Bounding box prediction data
++++++++++++++++++++

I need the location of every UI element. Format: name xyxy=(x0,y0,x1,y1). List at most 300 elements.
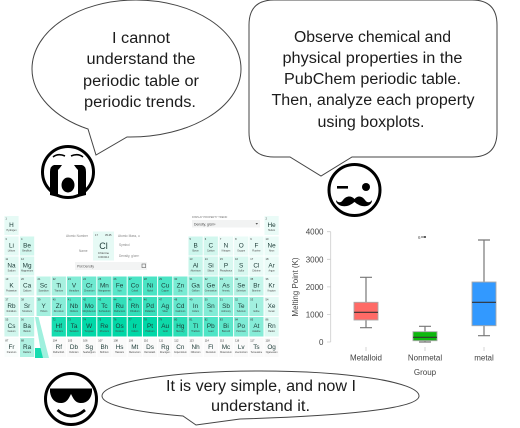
element cells: Ge xyxy=(207,282,216,290)
element cells: Hydrogen xyxy=(7,229,17,232)
element cells: 38 xyxy=(21,298,24,302)
element cells: 47 xyxy=(159,298,163,302)
element cells: Cr xyxy=(86,282,93,290)
element cells: Technetium xyxy=(99,310,110,313)
speech bubble: teacher advice: using boxplots. xyxy=(318,114,424,131)
element cells: Copernicium xyxy=(174,351,187,354)
element cells: Moscovium xyxy=(220,352,232,354)
element cells: Db xyxy=(70,344,79,351)
element cells: Br xyxy=(253,282,260,290)
element cells: 108 xyxy=(114,338,118,342)
element cells: 87 xyxy=(5,338,9,342)
element cells: Dubnium xyxy=(69,352,79,354)
box plot: melting point by group xyxy=(291,228,496,377)
element cells: 86 xyxy=(266,318,269,322)
box: metal xyxy=(472,240,496,362)
element cells: Be xyxy=(23,242,31,250)
element cells: 9 xyxy=(250,237,252,241)
box: metal: metal xyxy=(474,354,494,362)
y axis: 1000 xyxy=(306,310,324,319)
legend key: chlorine card: Symbol xyxy=(119,243,130,247)
element cells: Rutherford. xyxy=(53,351,65,354)
y axis xyxy=(291,228,331,347)
element cells: 44 xyxy=(114,298,117,302)
element cells: Te xyxy=(238,303,245,310)
element cells: Chlorine xyxy=(252,270,261,272)
element cells: 73 xyxy=(68,318,71,322)
element cells: Rhodium xyxy=(130,311,139,313)
element cells: As xyxy=(222,282,230,290)
legend key: chlorine card: Atomic Number xyxy=(66,234,89,238)
element cells: Ne xyxy=(268,242,276,250)
element cells: Se xyxy=(237,282,246,290)
element cells: Cu xyxy=(161,282,170,290)
element cells: Radon xyxy=(268,331,276,333)
element cells: Ds xyxy=(146,344,154,351)
element cells: Ra xyxy=(23,344,32,351)
element cells: Flerovium xyxy=(206,351,216,354)
element cells: Potassium xyxy=(6,290,17,292)
element cells: N xyxy=(224,242,229,250)
element cells: Cd xyxy=(176,303,185,310)
element cells: Ba xyxy=(23,323,31,330)
element cells: 17 xyxy=(250,257,254,261)
element cells: 81 xyxy=(190,318,193,322)
element cells: Gold xyxy=(163,331,168,333)
element cells: Magnesium xyxy=(21,270,33,272)
element cells xyxy=(4,216,279,357)
element cells: Rg xyxy=(161,344,170,351)
element cells: Chromium xyxy=(84,290,95,292)
element cells: 45 xyxy=(129,298,132,302)
element cells: 4 xyxy=(21,237,23,241)
element cells: Beryllium xyxy=(22,250,32,252)
element cells: Iron xyxy=(118,290,122,292)
speech bubble: teacher advice: physical properties in the xyxy=(282,50,462,67)
element cells: Al xyxy=(193,262,198,270)
element cells: 8 xyxy=(235,237,237,241)
legend key: chlorine card: Cl xyxy=(99,241,108,251)
element cells: Na xyxy=(7,262,16,270)
element cells: 32 xyxy=(205,277,208,281)
element cells: Fluorine xyxy=(252,250,261,252)
element cells: Sr xyxy=(24,303,31,310)
property dropdown: Density, g/cm³ xyxy=(194,222,216,226)
element cells: 79 xyxy=(159,318,163,322)
element cells: I xyxy=(256,303,258,310)
element cells: 16 xyxy=(235,257,239,261)
element cells: V xyxy=(72,282,77,290)
element cells: 114 xyxy=(205,338,209,342)
element cells: 42 xyxy=(83,298,87,302)
element cells: Hg xyxy=(176,323,185,330)
speech bubble: student question: periodic trends. xyxy=(84,94,196,111)
element cells: Tellurium xyxy=(237,310,246,313)
element cells: Boron xyxy=(193,250,199,252)
element cells: Lithium xyxy=(8,250,15,252)
element cells: Lv xyxy=(238,344,245,351)
element cells: 48 xyxy=(174,298,178,302)
element cells: Ag xyxy=(161,303,170,310)
y axis: 0 xyxy=(319,338,324,347)
legend key: chlorine card xyxy=(66,232,140,260)
element cells: K xyxy=(9,282,14,290)
element cells: 76 xyxy=(114,318,117,322)
element cells: Hafnium xyxy=(55,331,63,333)
element cells: Pb xyxy=(207,323,215,330)
element cells: Astatine xyxy=(252,330,261,333)
element cells: Roentgen. xyxy=(160,351,171,354)
speech bubble: teacher advice xyxy=(249,0,497,176)
element cells: Zinc xyxy=(178,290,183,292)
element cells: 84 xyxy=(235,318,239,322)
element cells: Au xyxy=(161,323,170,330)
element cells: 50 xyxy=(205,298,208,302)
element cells: 80 xyxy=(174,318,178,322)
element cells: Ga xyxy=(191,282,200,290)
lanthanide and actinide ribbon xyxy=(35,317,49,358)
element cells: Helium xyxy=(268,230,275,232)
element cells: 7 xyxy=(220,237,222,241)
element cells: 22 xyxy=(53,277,56,281)
element cells: Ar xyxy=(268,262,276,270)
element cells: 46 xyxy=(144,298,147,302)
element cells: Vanadium xyxy=(69,290,79,292)
element cells: Kr xyxy=(268,282,276,290)
element cells: 18 xyxy=(266,257,269,261)
element cells: He xyxy=(268,222,276,229)
element cells: O xyxy=(239,242,244,250)
element cells: 31 xyxy=(190,277,193,281)
icon: sunglasses face xyxy=(46,374,96,424)
element cells: Radium xyxy=(23,352,31,354)
element cells: Cs xyxy=(8,323,15,330)
speech bubble: student question xyxy=(32,0,241,155)
element cells: Silver xyxy=(162,310,168,313)
element cells: Rhenium xyxy=(100,331,109,333)
element cells: 29 xyxy=(159,277,163,281)
element cells: Indium xyxy=(192,311,199,313)
element cells: H xyxy=(9,222,14,229)
element cells: 1 xyxy=(5,216,7,220)
element cells: Mercury xyxy=(176,330,185,333)
element cells: 40 xyxy=(53,298,56,302)
box: Nonmetal: 6 xyxy=(418,235,421,240)
element cells: Bh xyxy=(100,344,109,351)
element cells: Livermorium xyxy=(235,351,248,354)
element cells: Fr xyxy=(8,344,15,351)
element cells: Calcium xyxy=(23,290,31,292)
element cells: 13 xyxy=(190,257,193,261)
element cells: Rf xyxy=(56,344,62,351)
element cells: Tantalum xyxy=(69,330,79,333)
element cells: Scandium xyxy=(38,290,49,292)
element cells: 85 xyxy=(250,318,254,322)
x axis title: Group xyxy=(414,368,437,377)
element cells: 55 xyxy=(5,318,9,322)
element cells: 115 xyxy=(220,338,225,342)
property dropdown: DISPLAY PROPERTY TREND xyxy=(192,215,227,219)
element cells: Thallium xyxy=(191,331,200,333)
element cells: Bromine xyxy=(252,290,261,292)
element cells: 27 xyxy=(129,277,132,281)
element cells: Sn xyxy=(207,303,215,310)
element cells: Sulfur xyxy=(238,270,244,272)
element cells: 36 xyxy=(266,277,269,281)
box: Metalloid xyxy=(350,277,382,362)
element cells: In xyxy=(193,303,199,310)
element cells: 53 xyxy=(250,298,254,302)
plot density bar: Plot Density xyxy=(77,264,94,268)
speech bubble: teacher advice: Then, analyze each property xyxy=(272,92,475,109)
element cells: Pt xyxy=(147,323,153,330)
element cells: Ti xyxy=(56,282,61,290)
element cells: Xe xyxy=(268,303,276,310)
element cells: Sodium xyxy=(8,270,15,272)
element cells: Zn xyxy=(177,282,185,290)
element cells: 2 xyxy=(266,216,268,220)
legend key: chlorine card: 0.003214 xyxy=(98,255,109,259)
element cells: Lead xyxy=(208,331,214,333)
element cells: S xyxy=(239,262,243,270)
speech bubble: student understands: It is very simple, and now I xyxy=(166,378,356,395)
property dropdown xyxy=(192,215,260,228)
element cells: 83 xyxy=(220,318,223,322)
element cells: Polonium xyxy=(236,331,246,333)
element cells: Ts xyxy=(253,344,260,351)
element cells: Tennessine xyxy=(251,352,263,354)
element cells: 49 xyxy=(190,298,193,302)
element cells: Copper xyxy=(161,290,169,292)
legend key: chlorine card: Atomic Mass, u xyxy=(118,234,140,238)
element cells: 51 xyxy=(220,298,223,302)
element cells: Bismuth xyxy=(222,330,231,333)
element cells: Bohrium xyxy=(100,351,109,354)
element cells: Krypton xyxy=(268,290,276,292)
element cells: 30 xyxy=(174,277,178,281)
element cells: Os xyxy=(116,323,124,330)
element cells: 77 xyxy=(129,318,132,322)
element cells: Tl xyxy=(193,323,198,330)
element cells: 26 xyxy=(114,277,117,281)
element cells: 82 xyxy=(205,318,208,322)
speech bubble: student question: I cannot xyxy=(112,30,171,47)
element cells: 112 xyxy=(174,338,179,342)
element cells: 14 xyxy=(205,257,208,261)
element cells: Strontium xyxy=(22,310,32,313)
element cells: 23 xyxy=(68,277,71,281)
element cells: F xyxy=(254,242,258,250)
speech bubble: student question: periodic table or xyxy=(83,73,199,90)
element cells: Cesium xyxy=(8,331,15,333)
icon: winking mustache face xyxy=(329,164,380,216)
element cells: Gallium xyxy=(192,290,200,292)
element cells: Po xyxy=(237,323,246,330)
element cells: Silicon xyxy=(207,270,215,272)
element cells: Titanium xyxy=(54,290,63,292)
element cells: 19 xyxy=(5,277,9,281)
element cells: Y xyxy=(41,303,46,310)
element cells: 28 xyxy=(144,277,147,281)
element cells: Sb xyxy=(222,303,230,310)
element cells: Hf xyxy=(56,323,62,330)
element cells: 20 xyxy=(21,277,24,281)
element cells: Nickel xyxy=(147,290,154,292)
element cells: Germanium xyxy=(205,290,217,292)
element cells: 117 xyxy=(250,338,255,342)
y axis: Melting Point (K) xyxy=(291,257,300,317)
element cells: Carbon xyxy=(207,250,215,252)
y axis: 2000 xyxy=(306,283,324,292)
speech bubble: student understands xyxy=(102,371,419,425)
element cells: 43 xyxy=(98,298,102,302)
element cells: Tungsten xyxy=(84,330,95,333)
element cells: 118 xyxy=(266,338,270,342)
element cells: Mg xyxy=(23,262,32,270)
element cells: Mo xyxy=(85,303,94,310)
element cells: 39 xyxy=(38,298,41,302)
element cells: 37 xyxy=(5,298,9,302)
element cells: Oxygen xyxy=(237,250,246,252)
element cells: Tc xyxy=(101,303,108,310)
element cells: Si xyxy=(208,262,214,270)
element cells: 56 xyxy=(21,318,24,322)
element cells: 33 xyxy=(220,277,223,281)
element cells: Aluminum xyxy=(190,270,201,272)
element cells: Rh xyxy=(131,303,139,310)
element cells: Cobalt xyxy=(131,290,138,292)
element cells: Meitnerium xyxy=(129,351,141,354)
element cells: Pd xyxy=(146,303,154,310)
element cells: 105 xyxy=(68,338,73,342)
element cells: Zirconium xyxy=(54,310,64,313)
element cells: Mt xyxy=(131,344,139,351)
element cells: Rb xyxy=(7,303,16,310)
element cells: Platinum xyxy=(146,330,155,333)
element cells: W xyxy=(86,323,93,330)
element cells: Francium xyxy=(7,351,16,354)
speech bubble: teacher advice: Observe chemical and xyxy=(294,29,451,46)
element cells: 116 xyxy=(235,338,240,342)
speech bubble: teacher advice: PubChem periodic table. xyxy=(284,71,461,88)
element cells: Cn xyxy=(176,344,185,351)
element cells: Nitrogen xyxy=(222,250,231,252)
element cells: 15 xyxy=(220,257,223,261)
element cells: Yttrium xyxy=(40,310,47,313)
element cells: 74 xyxy=(83,318,87,322)
element cells: Niobium xyxy=(70,311,78,313)
element cells: Fl xyxy=(208,344,213,351)
element cells: Tin xyxy=(209,311,213,313)
element cells: Palladium xyxy=(145,311,155,313)
element cells: Molybdenum xyxy=(83,311,96,313)
element cells: Re xyxy=(100,323,109,330)
element cells: 5 xyxy=(190,237,192,241)
element cells: 34 xyxy=(235,277,239,281)
element cells: Cl xyxy=(253,262,259,270)
element cells: 111 xyxy=(159,338,164,342)
y axis: 3000 xyxy=(306,255,324,264)
element cells: 88 xyxy=(21,338,24,342)
element cells: Sc xyxy=(40,282,48,290)
element cells: Zr xyxy=(56,303,63,310)
element cells: Seaborgium xyxy=(83,351,95,354)
element cells: Osmium xyxy=(115,331,124,333)
element cells: 106 xyxy=(83,338,88,342)
element cells: 41 xyxy=(68,298,71,302)
element cells: 107 xyxy=(98,338,103,342)
element cells: Nihonium xyxy=(191,352,201,354)
element cells: Sg xyxy=(85,344,94,351)
element cells: Hs xyxy=(116,344,124,351)
legend key: chlorine card: Chlorine xyxy=(98,251,109,255)
periodic table panel xyxy=(4,215,279,358)
element cells: Hassium xyxy=(115,352,124,354)
element cells: Argon xyxy=(269,270,275,272)
element cells: 25 xyxy=(98,277,102,281)
element cells: 54 xyxy=(266,298,269,302)
element cells: 109 xyxy=(129,338,134,342)
element cells: Og xyxy=(267,344,276,351)
element cells: Bi xyxy=(223,323,229,330)
plot density bar xyxy=(75,262,147,270)
element cells: 10 xyxy=(266,237,269,241)
element cells: Iodine xyxy=(253,311,260,313)
element cells: Co xyxy=(131,282,139,290)
element cells: 75 xyxy=(98,318,102,322)
element cells: Darmstadt. xyxy=(144,351,156,354)
element cells: Ru xyxy=(116,303,124,310)
element cells: 113 xyxy=(190,338,194,342)
element cells: Li xyxy=(9,242,14,250)
element cells: 104 xyxy=(53,338,58,342)
element cells: 52 xyxy=(235,298,239,302)
element cells: Iridium xyxy=(131,330,138,333)
element cells: 12 xyxy=(21,257,24,261)
element cells: Ni xyxy=(147,282,153,290)
box: Metalloid: Metalloid xyxy=(350,354,382,362)
element cells: Ir xyxy=(133,323,138,330)
box: Nonmetal: Nonmetal xyxy=(408,354,442,362)
legend key: chlorine card: 17 xyxy=(95,233,98,237)
element cells: Ruthenium xyxy=(114,310,125,313)
legend key: chlorine card: 35.45 xyxy=(105,233,112,237)
element cells: Fe xyxy=(116,282,124,290)
element cells: Antimony xyxy=(221,310,232,313)
element cells: Ta xyxy=(71,323,78,330)
element cells: Rn xyxy=(268,323,276,330)
element cells: Ca xyxy=(23,282,32,290)
element cells: C xyxy=(208,242,213,250)
element cells: Phosphorus xyxy=(220,270,233,272)
element cells: P xyxy=(224,262,228,270)
element cells: 6 xyxy=(205,237,207,241)
element cells: Rubidium xyxy=(7,311,16,313)
element cells: 11 xyxy=(5,257,9,261)
element cells: Nb xyxy=(70,303,79,310)
element cells: 78 xyxy=(144,318,147,322)
element cells: At xyxy=(253,323,260,330)
speech bubble: student question: understand the xyxy=(86,51,196,68)
y axis: 4000 xyxy=(306,228,324,237)
element cells: Nh xyxy=(192,344,200,351)
element cells: Xenon xyxy=(268,311,276,313)
element cells: 24 xyxy=(83,277,87,281)
legend key: chlorine card: Density, g/cm³ xyxy=(119,254,139,258)
element cells: Barium xyxy=(23,330,31,333)
element cells: Oganesson xyxy=(266,352,278,354)
element cells: B xyxy=(193,242,198,250)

++++++++++++++++++++

→ What the task requires: Only a number is required here: the count of lines in these entries that hold "advice".

→ Exercise result: 6